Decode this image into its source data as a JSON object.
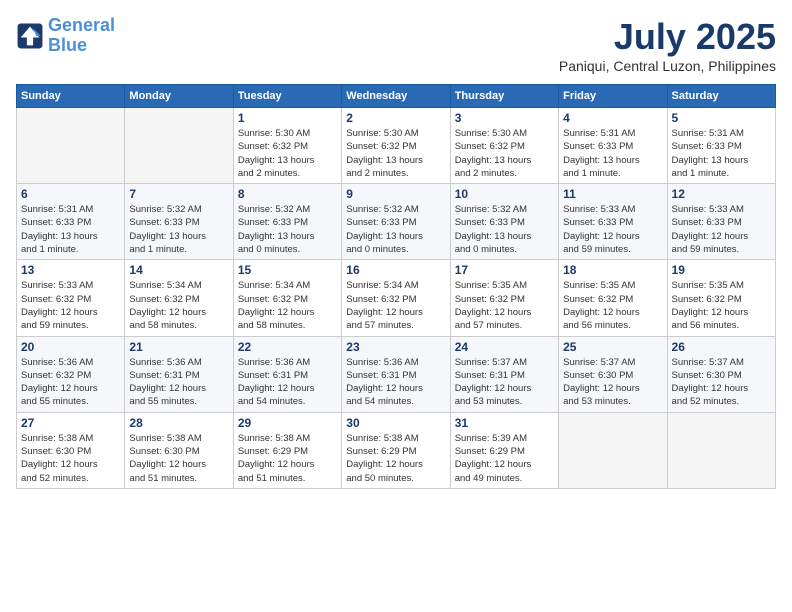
{
  "header": {
    "logo_line1": "General",
    "logo_line2": "Blue",
    "month": "July 2025",
    "location": "Paniqui, Central Luzon, Philippines"
  },
  "weekdays": [
    "Sunday",
    "Monday",
    "Tuesday",
    "Wednesday",
    "Thursday",
    "Friday",
    "Saturday"
  ],
  "weeks": [
    [
      {
        "day": "",
        "info": ""
      },
      {
        "day": "",
        "info": ""
      },
      {
        "day": "1",
        "info": "Sunrise: 5:30 AM\nSunset: 6:32 PM\nDaylight: 13 hours\nand 2 minutes."
      },
      {
        "day": "2",
        "info": "Sunrise: 5:30 AM\nSunset: 6:32 PM\nDaylight: 13 hours\nand 2 minutes."
      },
      {
        "day": "3",
        "info": "Sunrise: 5:30 AM\nSunset: 6:32 PM\nDaylight: 13 hours\nand 2 minutes."
      },
      {
        "day": "4",
        "info": "Sunrise: 5:31 AM\nSunset: 6:33 PM\nDaylight: 13 hours\nand 1 minute."
      },
      {
        "day": "5",
        "info": "Sunrise: 5:31 AM\nSunset: 6:33 PM\nDaylight: 13 hours\nand 1 minute."
      }
    ],
    [
      {
        "day": "6",
        "info": "Sunrise: 5:31 AM\nSunset: 6:33 PM\nDaylight: 13 hours\nand 1 minute."
      },
      {
        "day": "7",
        "info": "Sunrise: 5:32 AM\nSunset: 6:33 PM\nDaylight: 13 hours\nand 1 minute."
      },
      {
        "day": "8",
        "info": "Sunrise: 5:32 AM\nSunset: 6:33 PM\nDaylight: 13 hours\nand 0 minutes."
      },
      {
        "day": "9",
        "info": "Sunrise: 5:32 AM\nSunset: 6:33 PM\nDaylight: 13 hours\nand 0 minutes."
      },
      {
        "day": "10",
        "info": "Sunrise: 5:32 AM\nSunset: 6:33 PM\nDaylight: 13 hours\nand 0 minutes."
      },
      {
        "day": "11",
        "info": "Sunrise: 5:33 AM\nSunset: 6:33 PM\nDaylight: 12 hours\nand 59 minutes."
      },
      {
        "day": "12",
        "info": "Sunrise: 5:33 AM\nSunset: 6:33 PM\nDaylight: 12 hours\nand 59 minutes."
      }
    ],
    [
      {
        "day": "13",
        "info": "Sunrise: 5:33 AM\nSunset: 6:32 PM\nDaylight: 12 hours\nand 59 minutes."
      },
      {
        "day": "14",
        "info": "Sunrise: 5:34 AM\nSunset: 6:32 PM\nDaylight: 12 hours\nand 58 minutes."
      },
      {
        "day": "15",
        "info": "Sunrise: 5:34 AM\nSunset: 6:32 PM\nDaylight: 12 hours\nand 58 minutes."
      },
      {
        "day": "16",
        "info": "Sunrise: 5:34 AM\nSunset: 6:32 PM\nDaylight: 12 hours\nand 57 minutes."
      },
      {
        "day": "17",
        "info": "Sunrise: 5:35 AM\nSunset: 6:32 PM\nDaylight: 12 hours\nand 57 minutes."
      },
      {
        "day": "18",
        "info": "Sunrise: 5:35 AM\nSunset: 6:32 PM\nDaylight: 12 hours\nand 56 minutes."
      },
      {
        "day": "19",
        "info": "Sunrise: 5:35 AM\nSunset: 6:32 PM\nDaylight: 12 hours\nand 56 minutes."
      }
    ],
    [
      {
        "day": "20",
        "info": "Sunrise: 5:36 AM\nSunset: 6:32 PM\nDaylight: 12 hours\nand 55 minutes."
      },
      {
        "day": "21",
        "info": "Sunrise: 5:36 AM\nSunset: 6:31 PM\nDaylight: 12 hours\nand 55 minutes."
      },
      {
        "day": "22",
        "info": "Sunrise: 5:36 AM\nSunset: 6:31 PM\nDaylight: 12 hours\nand 54 minutes."
      },
      {
        "day": "23",
        "info": "Sunrise: 5:36 AM\nSunset: 6:31 PM\nDaylight: 12 hours\nand 54 minutes."
      },
      {
        "day": "24",
        "info": "Sunrise: 5:37 AM\nSunset: 6:31 PM\nDaylight: 12 hours\nand 53 minutes."
      },
      {
        "day": "25",
        "info": "Sunrise: 5:37 AM\nSunset: 6:30 PM\nDaylight: 12 hours\nand 53 minutes."
      },
      {
        "day": "26",
        "info": "Sunrise: 5:37 AM\nSunset: 6:30 PM\nDaylight: 12 hours\nand 52 minutes."
      }
    ],
    [
      {
        "day": "27",
        "info": "Sunrise: 5:38 AM\nSunset: 6:30 PM\nDaylight: 12 hours\nand 52 minutes."
      },
      {
        "day": "28",
        "info": "Sunrise: 5:38 AM\nSunset: 6:30 PM\nDaylight: 12 hours\nand 51 minutes."
      },
      {
        "day": "29",
        "info": "Sunrise: 5:38 AM\nSunset: 6:29 PM\nDaylight: 12 hours\nand 51 minutes."
      },
      {
        "day": "30",
        "info": "Sunrise: 5:38 AM\nSunset: 6:29 PM\nDaylight: 12 hours\nand 50 minutes."
      },
      {
        "day": "31",
        "info": "Sunrise: 5:39 AM\nSunset: 6:29 PM\nDaylight: 12 hours\nand 49 minutes."
      },
      {
        "day": "",
        "info": ""
      },
      {
        "day": "",
        "info": ""
      }
    ]
  ]
}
▬▬▬▬▬▬▬▬▬▬
**Challenge:**
Leave the pictures out and write out every entry exactly as given.

**Written answer:**
Decode this image into its source data as a JSON object.
{
  "header": {
    "logo_line1": "General",
    "logo_line2": "Blue",
    "month": "July 2025",
    "location": "Paniqui, Central Luzon, Philippines"
  },
  "weekdays": [
    "Sunday",
    "Monday",
    "Tuesday",
    "Wednesday",
    "Thursday",
    "Friday",
    "Saturday"
  ],
  "weeks": [
    [
      {
        "day": "",
        "info": ""
      },
      {
        "day": "",
        "info": ""
      },
      {
        "day": "1",
        "info": "Sunrise: 5:30 AM\nSunset: 6:32 PM\nDaylight: 13 hours\nand 2 minutes."
      },
      {
        "day": "2",
        "info": "Sunrise: 5:30 AM\nSunset: 6:32 PM\nDaylight: 13 hours\nand 2 minutes."
      },
      {
        "day": "3",
        "info": "Sunrise: 5:30 AM\nSunset: 6:32 PM\nDaylight: 13 hours\nand 2 minutes."
      },
      {
        "day": "4",
        "info": "Sunrise: 5:31 AM\nSunset: 6:33 PM\nDaylight: 13 hours\nand 1 minute."
      },
      {
        "day": "5",
        "info": "Sunrise: 5:31 AM\nSunset: 6:33 PM\nDaylight: 13 hours\nand 1 minute."
      }
    ],
    [
      {
        "day": "6",
        "info": "Sunrise: 5:31 AM\nSunset: 6:33 PM\nDaylight: 13 hours\nand 1 minute."
      },
      {
        "day": "7",
        "info": "Sunrise: 5:32 AM\nSunset: 6:33 PM\nDaylight: 13 hours\nand 1 minute."
      },
      {
        "day": "8",
        "info": "Sunrise: 5:32 AM\nSunset: 6:33 PM\nDaylight: 13 hours\nand 0 minutes."
      },
      {
        "day": "9",
        "info": "Sunrise: 5:32 AM\nSunset: 6:33 PM\nDaylight: 13 hours\nand 0 minutes."
      },
      {
        "day": "10",
        "info": "Sunrise: 5:32 AM\nSunset: 6:33 PM\nDaylight: 13 hours\nand 0 minutes."
      },
      {
        "day": "11",
        "info": "Sunrise: 5:33 AM\nSunset: 6:33 PM\nDaylight: 12 hours\nand 59 minutes."
      },
      {
        "day": "12",
        "info": "Sunrise: 5:33 AM\nSunset: 6:33 PM\nDaylight: 12 hours\nand 59 minutes."
      }
    ],
    [
      {
        "day": "13",
        "info": "Sunrise: 5:33 AM\nSunset: 6:32 PM\nDaylight: 12 hours\nand 59 minutes."
      },
      {
        "day": "14",
        "info": "Sunrise: 5:34 AM\nSunset: 6:32 PM\nDaylight: 12 hours\nand 58 minutes."
      },
      {
        "day": "15",
        "info": "Sunrise: 5:34 AM\nSunset: 6:32 PM\nDaylight: 12 hours\nand 58 minutes."
      },
      {
        "day": "16",
        "info": "Sunrise: 5:34 AM\nSunset: 6:32 PM\nDaylight: 12 hours\nand 57 minutes."
      },
      {
        "day": "17",
        "info": "Sunrise: 5:35 AM\nSunset: 6:32 PM\nDaylight: 12 hours\nand 57 minutes."
      },
      {
        "day": "18",
        "info": "Sunrise: 5:35 AM\nSunset: 6:32 PM\nDaylight: 12 hours\nand 56 minutes."
      },
      {
        "day": "19",
        "info": "Sunrise: 5:35 AM\nSunset: 6:32 PM\nDaylight: 12 hours\nand 56 minutes."
      }
    ],
    [
      {
        "day": "20",
        "info": "Sunrise: 5:36 AM\nSunset: 6:32 PM\nDaylight: 12 hours\nand 55 minutes."
      },
      {
        "day": "21",
        "info": "Sunrise: 5:36 AM\nSunset: 6:31 PM\nDaylight: 12 hours\nand 55 minutes."
      },
      {
        "day": "22",
        "info": "Sunrise: 5:36 AM\nSunset: 6:31 PM\nDaylight: 12 hours\nand 54 minutes."
      },
      {
        "day": "23",
        "info": "Sunrise: 5:36 AM\nSunset: 6:31 PM\nDaylight: 12 hours\nand 54 minutes."
      },
      {
        "day": "24",
        "info": "Sunrise: 5:37 AM\nSunset: 6:31 PM\nDaylight: 12 hours\nand 53 minutes."
      },
      {
        "day": "25",
        "info": "Sunrise: 5:37 AM\nSunset: 6:30 PM\nDaylight: 12 hours\nand 53 minutes."
      },
      {
        "day": "26",
        "info": "Sunrise: 5:37 AM\nSunset: 6:30 PM\nDaylight: 12 hours\nand 52 minutes."
      }
    ],
    [
      {
        "day": "27",
        "info": "Sunrise: 5:38 AM\nSunset: 6:30 PM\nDaylight: 12 hours\nand 52 minutes."
      },
      {
        "day": "28",
        "info": "Sunrise: 5:38 AM\nSunset: 6:30 PM\nDaylight: 12 hours\nand 51 minutes."
      },
      {
        "day": "29",
        "info": "Sunrise: 5:38 AM\nSunset: 6:29 PM\nDaylight: 12 hours\nand 51 minutes."
      },
      {
        "day": "30",
        "info": "Sunrise: 5:38 AM\nSunset: 6:29 PM\nDaylight: 12 hours\nand 50 minutes."
      },
      {
        "day": "31",
        "info": "Sunrise: 5:39 AM\nSunset: 6:29 PM\nDaylight: 12 hours\nand 49 minutes."
      },
      {
        "day": "",
        "info": ""
      },
      {
        "day": "",
        "info": ""
      }
    ]
  ]
}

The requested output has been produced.